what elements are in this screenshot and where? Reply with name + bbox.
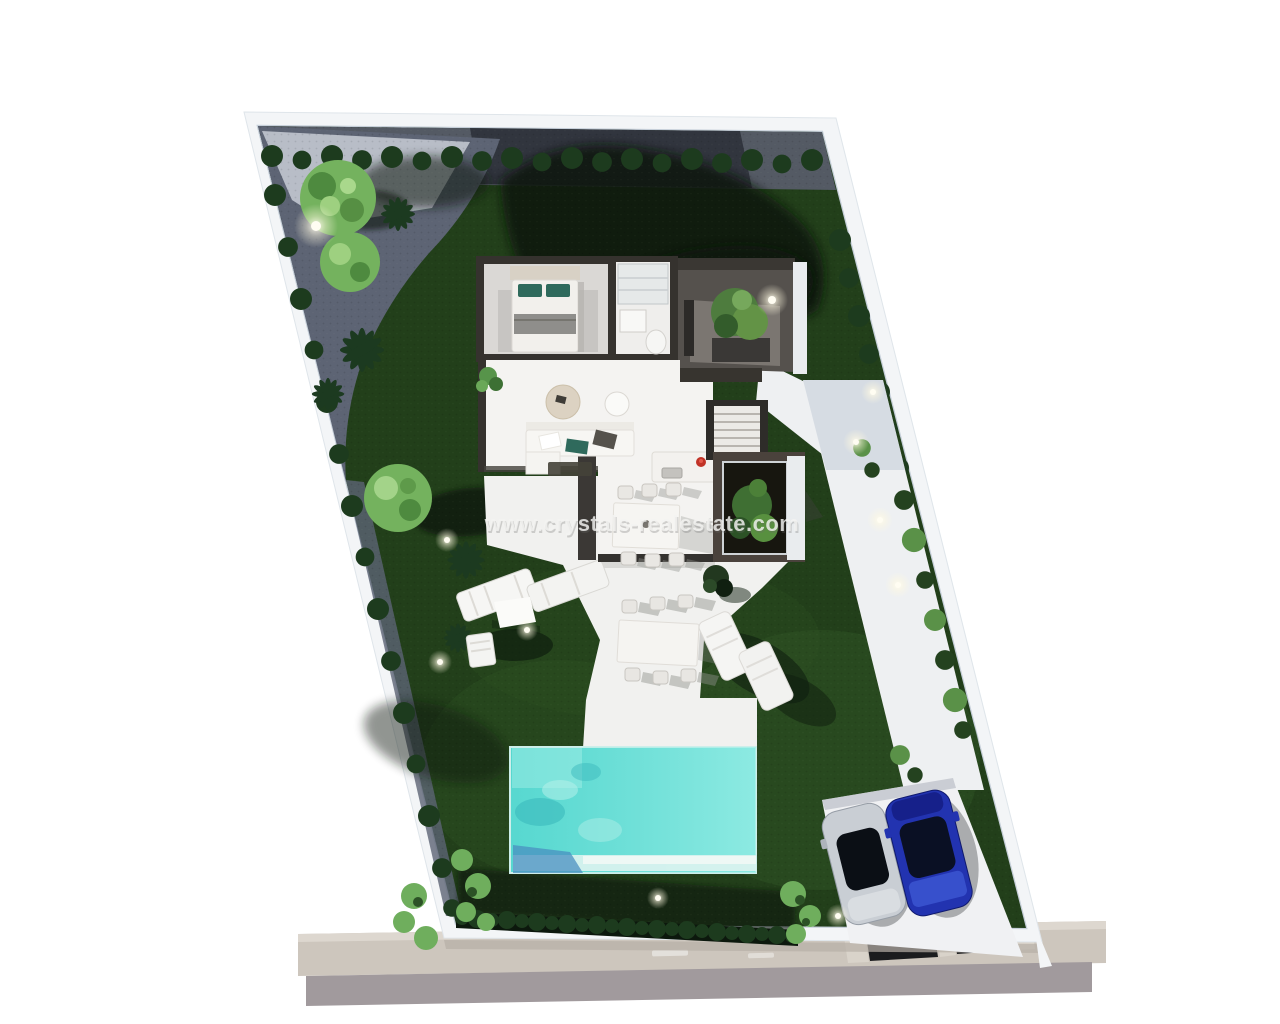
bed-throw (514, 314, 576, 334)
staircase (706, 400, 768, 460)
bedroom (476, 256, 622, 362)
pillow (546, 284, 570, 297)
wall-light (867, 507, 893, 533)
toilet (646, 330, 666, 354)
outdoor-table (617, 620, 699, 666)
wall-light (843, 429, 869, 455)
door-frame (684, 300, 694, 356)
kitchen-sink (662, 468, 682, 478)
side-table (466, 632, 496, 667)
planter (712, 338, 770, 362)
watermark-text: www.crystals-realestate.com (484, 511, 800, 536)
spotlight (647, 887, 669, 909)
entrance-courtyard (678, 258, 807, 374)
interior-patio (713, 452, 805, 562)
coffee-table (548, 462, 592, 476)
wall-light (885, 572, 911, 598)
double-bed (510, 266, 584, 352)
site-plan-svg: www.crystals-realestate.com www.crystals… (0, 0, 1280, 1024)
pool-step-edge (583, 856, 756, 864)
pool-ripple (515, 798, 565, 826)
spotlight (435, 528, 459, 552)
shower (618, 264, 668, 304)
spotlight (516, 619, 538, 641)
wall-light (861, 380, 885, 404)
pool-ripple (578, 818, 622, 842)
pool-ripple (571, 763, 601, 781)
swimming-pool (510, 747, 756, 873)
site-plan-render: www.crystals-realestate.com www.crystals… (0, 0, 1280, 1024)
pillow (518, 284, 542, 297)
hallway-wall (678, 368, 762, 382)
headboard (510, 266, 580, 280)
pool-ripple (542, 780, 578, 800)
pool-ripple (512, 748, 582, 788)
sink (620, 310, 646, 332)
pavement-mark (748, 953, 774, 959)
round-tree (364, 464, 432, 532)
bathroom (608, 256, 678, 360)
spotlight (428, 650, 452, 674)
spotlight (826, 904, 850, 928)
spotlight (294, 204, 338, 248)
pouf (605, 392, 629, 416)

=====

Work to be completed: Reproduce all of the lines above word for word, leaving out the picture.

Solution:
what elements are in this screenshot and where? Reply with name + bbox.
bed-throw (514, 314, 576, 334)
staircase (706, 400, 768, 460)
bedroom (476, 256, 622, 362)
pillow (546, 284, 570, 297)
wall-light (867, 507, 893, 533)
toilet (646, 330, 666, 354)
outdoor-table (617, 620, 699, 666)
wall-light (843, 429, 869, 455)
door-frame (684, 300, 694, 356)
kitchen-sink (662, 468, 682, 478)
side-table (466, 632, 496, 667)
planter (712, 338, 770, 362)
watermark-text: www.crystals-realestate.com (484, 511, 800, 536)
spotlight (647, 887, 669, 909)
entrance-courtyard (678, 258, 807, 374)
interior-patio (713, 452, 805, 562)
coffee-table (548, 462, 592, 476)
wall-light (885, 572, 911, 598)
double-bed (510, 266, 584, 352)
site-plan-svg: www.crystals-realestate.com www.crystals… (0, 0, 1280, 1024)
pool-step-edge (583, 856, 756, 864)
pool-ripple (515, 798, 565, 826)
spotlight (435, 528, 459, 552)
shower (618, 264, 668, 304)
spotlight (516, 619, 538, 641)
wall-light (861, 380, 885, 404)
pool-ripple (578, 818, 622, 842)
pool-ripple (571, 763, 601, 781)
swimming-pool (510, 747, 756, 873)
site-plan-render: www.crystals-realestate.com www.crystals… (0, 0, 1280, 1024)
pillow (518, 284, 542, 297)
hallway-wall (678, 368, 762, 382)
headboard (510, 266, 580, 280)
pool-ripple (542, 780, 578, 800)
pool-ripple (512, 748, 582, 788)
sink (620, 310, 646, 332)
pavement-mark (748, 953, 774, 959)
round-tree (364, 464, 432, 532)
bathroom (608, 256, 678, 360)
spotlight (428, 650, 452, 674)
spotlight (826, 904, 850, 928)
spotlight (294, 204, 338, 248)
pouf (605, 392, 629, 416)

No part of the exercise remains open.